Work to complete
Copy out each line of the material below with no changes.

Supplied material
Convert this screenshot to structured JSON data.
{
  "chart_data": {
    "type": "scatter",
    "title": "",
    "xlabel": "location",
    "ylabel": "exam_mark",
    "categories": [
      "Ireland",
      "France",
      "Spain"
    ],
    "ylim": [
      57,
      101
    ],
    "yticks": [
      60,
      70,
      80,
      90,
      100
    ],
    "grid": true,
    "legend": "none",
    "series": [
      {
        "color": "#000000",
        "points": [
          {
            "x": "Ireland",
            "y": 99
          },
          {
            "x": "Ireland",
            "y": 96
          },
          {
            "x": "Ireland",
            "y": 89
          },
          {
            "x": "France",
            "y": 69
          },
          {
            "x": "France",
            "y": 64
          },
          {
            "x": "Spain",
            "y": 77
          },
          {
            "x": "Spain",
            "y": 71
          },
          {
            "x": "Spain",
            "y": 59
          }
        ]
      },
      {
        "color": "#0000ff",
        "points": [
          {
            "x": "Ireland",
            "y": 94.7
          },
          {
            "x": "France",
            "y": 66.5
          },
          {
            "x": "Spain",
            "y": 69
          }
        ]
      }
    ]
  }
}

Finished answer
Convert this screenshot to structured JSON data.
{
  "chart_data": {
    "type": "scatter",
    "title": "",
    "xlabel": "location",
    "ylabel": "exam_mark",
    "categories": [
      "Ireland",
      "France",
      "Spain"
    ],
    "ylim": [
      57,
      101
    ],
    "yticks": [
      60,
      70,
      80,
      90,
      100
    ],
    "grid": true,
    "legend": "none",
    "series": [
      {
        "color": "#000000",
        "points": [
          {
            "x": "Ireland",
            "y": 99
          },
          {
            "x": "Ireland",
            "y": 96
          },
          {
            "x": "Ireland",
            "y": 89
          },
          {
            "x": "France",
            "y": 69
          },
          {
            "x": "France",
            "y": 64
          },
          {
            "x": "Spain",
            "y": 77
          },
          {
            "x": "Spain",
            "y": 71
          },
          {
            "x": "Spain",
            "y": 59
          }
        ]
      },
      {
        "color": "#0000ff",
        "points": [
          {
            "x": "Ireland",
            "y": 94.7
          },
          {
            "x": "France",
            "y": 66.5
          },
          {
            "x": "Spain",
            "y": 69
          }
        ]
      }
    ]
  }
}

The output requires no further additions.